*OBJECTIVE*
Read the entries below and pull out each line with the string "note".
--- Start SOURCE RECORDS ---
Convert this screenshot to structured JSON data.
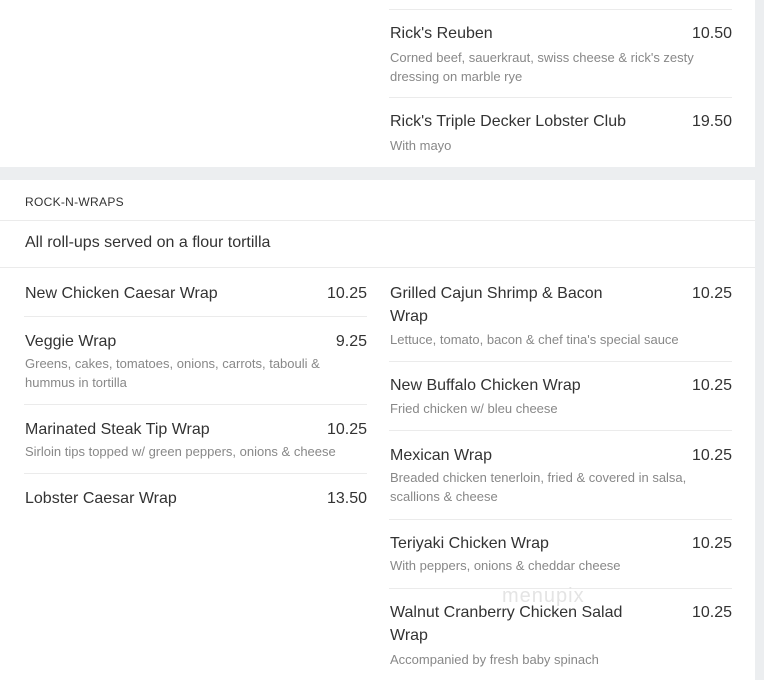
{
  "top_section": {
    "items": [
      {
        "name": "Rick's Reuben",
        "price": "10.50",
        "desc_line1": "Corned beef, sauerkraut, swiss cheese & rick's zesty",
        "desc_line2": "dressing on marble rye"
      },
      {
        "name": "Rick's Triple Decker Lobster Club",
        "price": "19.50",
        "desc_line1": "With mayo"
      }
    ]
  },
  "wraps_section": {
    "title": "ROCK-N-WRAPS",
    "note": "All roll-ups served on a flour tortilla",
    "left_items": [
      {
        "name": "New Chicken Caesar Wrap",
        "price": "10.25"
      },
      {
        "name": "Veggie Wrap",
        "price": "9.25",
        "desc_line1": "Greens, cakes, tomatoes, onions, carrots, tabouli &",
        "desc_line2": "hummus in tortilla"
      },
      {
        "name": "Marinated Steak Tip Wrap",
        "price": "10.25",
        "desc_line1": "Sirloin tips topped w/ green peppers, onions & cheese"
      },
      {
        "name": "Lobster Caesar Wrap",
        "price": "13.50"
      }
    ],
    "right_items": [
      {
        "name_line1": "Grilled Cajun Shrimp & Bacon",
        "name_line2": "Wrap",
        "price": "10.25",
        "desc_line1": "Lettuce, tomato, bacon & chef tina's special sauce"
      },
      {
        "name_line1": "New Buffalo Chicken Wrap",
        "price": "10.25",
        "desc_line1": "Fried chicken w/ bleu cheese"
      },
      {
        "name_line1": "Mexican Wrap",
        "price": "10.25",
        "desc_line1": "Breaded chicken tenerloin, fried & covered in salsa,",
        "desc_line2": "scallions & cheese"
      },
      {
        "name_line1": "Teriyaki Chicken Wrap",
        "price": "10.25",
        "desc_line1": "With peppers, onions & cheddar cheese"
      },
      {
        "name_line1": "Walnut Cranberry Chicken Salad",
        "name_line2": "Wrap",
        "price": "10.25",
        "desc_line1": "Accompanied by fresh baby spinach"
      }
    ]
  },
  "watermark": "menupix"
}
--- End SOURCE RECORDS ---
--- Start SOURCE RECORDS ---
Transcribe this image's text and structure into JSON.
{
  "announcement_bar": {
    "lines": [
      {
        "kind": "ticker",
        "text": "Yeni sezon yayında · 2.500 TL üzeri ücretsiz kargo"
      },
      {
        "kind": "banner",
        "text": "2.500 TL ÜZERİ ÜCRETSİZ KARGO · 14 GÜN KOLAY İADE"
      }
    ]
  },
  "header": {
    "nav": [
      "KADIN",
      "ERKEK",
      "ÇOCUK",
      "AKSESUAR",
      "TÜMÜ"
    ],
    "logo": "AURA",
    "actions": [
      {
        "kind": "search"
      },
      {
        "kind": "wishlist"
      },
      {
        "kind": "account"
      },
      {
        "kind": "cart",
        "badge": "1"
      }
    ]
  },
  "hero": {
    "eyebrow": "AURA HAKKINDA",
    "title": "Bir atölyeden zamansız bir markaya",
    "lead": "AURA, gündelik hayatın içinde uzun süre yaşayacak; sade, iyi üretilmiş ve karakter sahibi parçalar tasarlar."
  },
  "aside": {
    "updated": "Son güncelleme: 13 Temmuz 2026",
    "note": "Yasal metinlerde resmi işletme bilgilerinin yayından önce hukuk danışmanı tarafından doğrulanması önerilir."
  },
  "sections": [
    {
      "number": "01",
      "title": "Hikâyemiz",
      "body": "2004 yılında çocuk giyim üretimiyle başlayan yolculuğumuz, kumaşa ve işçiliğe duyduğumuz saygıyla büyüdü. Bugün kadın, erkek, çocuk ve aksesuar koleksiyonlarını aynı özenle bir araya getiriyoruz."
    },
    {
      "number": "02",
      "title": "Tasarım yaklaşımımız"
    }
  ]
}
--- End SOURCE RECORDS ---
*ANSWER TO THE EXERCISE*
    "note": "All roll-ups served on a flour tortilla",
    "note": "Yasal metinlerde resmi işletme bilgilerinin yayından önce hukuk danışmanı tarafından doğrulanması önerilir."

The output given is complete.